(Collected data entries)

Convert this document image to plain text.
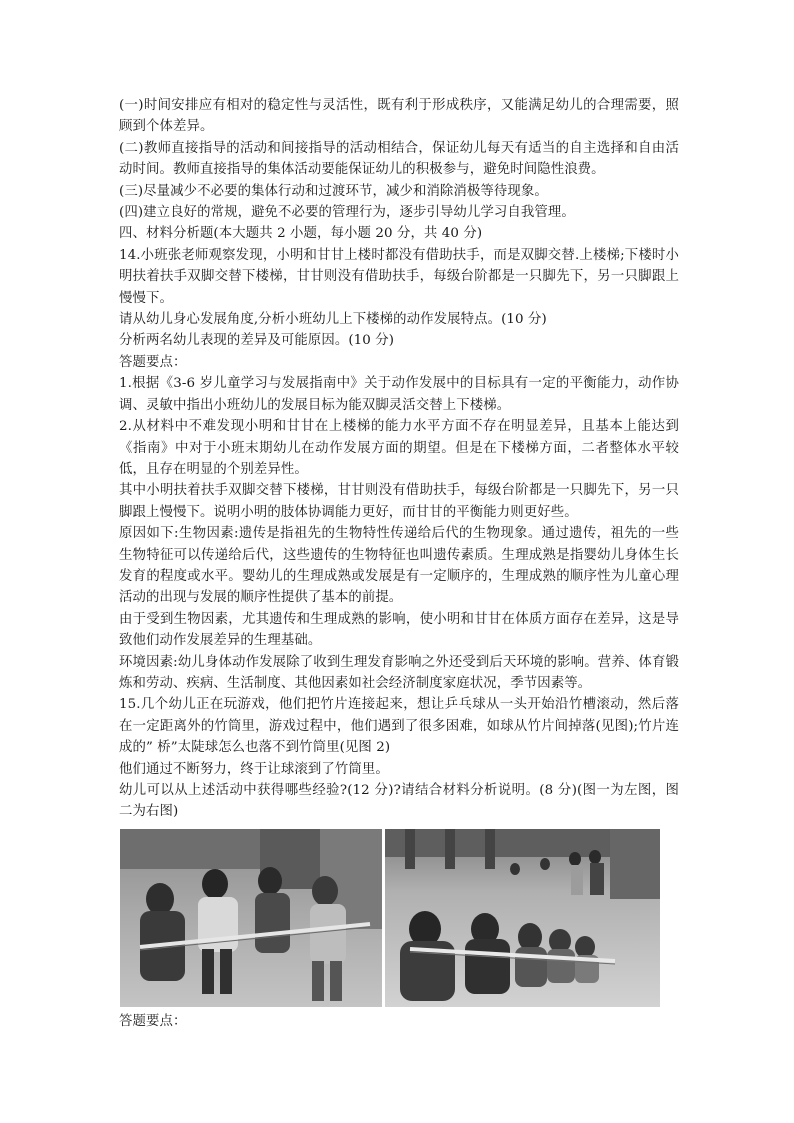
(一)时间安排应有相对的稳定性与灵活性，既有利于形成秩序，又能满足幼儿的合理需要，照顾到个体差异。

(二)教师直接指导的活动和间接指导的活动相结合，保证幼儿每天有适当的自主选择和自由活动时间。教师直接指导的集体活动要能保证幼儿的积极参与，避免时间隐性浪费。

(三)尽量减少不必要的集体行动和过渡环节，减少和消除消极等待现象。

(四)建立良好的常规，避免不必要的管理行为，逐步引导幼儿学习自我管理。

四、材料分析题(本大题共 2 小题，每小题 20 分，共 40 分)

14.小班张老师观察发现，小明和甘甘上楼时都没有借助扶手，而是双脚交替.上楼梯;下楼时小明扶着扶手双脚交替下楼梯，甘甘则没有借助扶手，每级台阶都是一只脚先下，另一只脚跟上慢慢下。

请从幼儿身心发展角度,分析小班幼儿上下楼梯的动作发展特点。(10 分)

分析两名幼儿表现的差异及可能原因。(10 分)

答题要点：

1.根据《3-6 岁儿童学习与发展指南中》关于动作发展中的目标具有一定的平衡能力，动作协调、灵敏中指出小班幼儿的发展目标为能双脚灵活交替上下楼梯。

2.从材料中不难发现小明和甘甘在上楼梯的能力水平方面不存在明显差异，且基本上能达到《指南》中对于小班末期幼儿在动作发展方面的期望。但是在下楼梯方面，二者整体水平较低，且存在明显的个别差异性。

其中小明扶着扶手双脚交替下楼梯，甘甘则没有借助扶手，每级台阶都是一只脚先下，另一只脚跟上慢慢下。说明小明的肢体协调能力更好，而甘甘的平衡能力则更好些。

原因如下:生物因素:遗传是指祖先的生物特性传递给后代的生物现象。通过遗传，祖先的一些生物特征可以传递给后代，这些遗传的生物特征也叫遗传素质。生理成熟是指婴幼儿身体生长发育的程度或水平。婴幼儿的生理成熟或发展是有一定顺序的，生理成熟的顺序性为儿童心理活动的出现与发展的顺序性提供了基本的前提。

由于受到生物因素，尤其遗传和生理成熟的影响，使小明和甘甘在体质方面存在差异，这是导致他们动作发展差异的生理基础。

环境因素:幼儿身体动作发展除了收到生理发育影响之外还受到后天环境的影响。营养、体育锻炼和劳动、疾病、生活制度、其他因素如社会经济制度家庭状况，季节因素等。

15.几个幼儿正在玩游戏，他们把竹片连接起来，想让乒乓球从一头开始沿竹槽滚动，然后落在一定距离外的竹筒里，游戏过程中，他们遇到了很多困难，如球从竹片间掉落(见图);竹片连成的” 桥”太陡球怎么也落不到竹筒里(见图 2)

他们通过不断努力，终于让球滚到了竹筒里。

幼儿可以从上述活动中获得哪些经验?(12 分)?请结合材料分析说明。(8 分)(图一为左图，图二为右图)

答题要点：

What you will do: Where a line of the records above holds the word "每级台阶都是一只脚先下", copy that line.

Final answer:
14.小班张老师观察发现，小明和甘甘上楼时都没有借助扶手，而是双脚交替.上楼梯;下楼时小明扶着扶手双脚交替下楼梯，甘甘则没有借助扶手，每级台阶都是一只脚先下，另一只脚跟上慢慢下。
其中小明扶着扶手双脚交替下楼梯，甘甘则没有借助扶手，每级台阶都是一只脚先下，另一只脚跟上慢慢下。说明小明的肢体协调能力更好，而甘甘的平衡能力则更好些。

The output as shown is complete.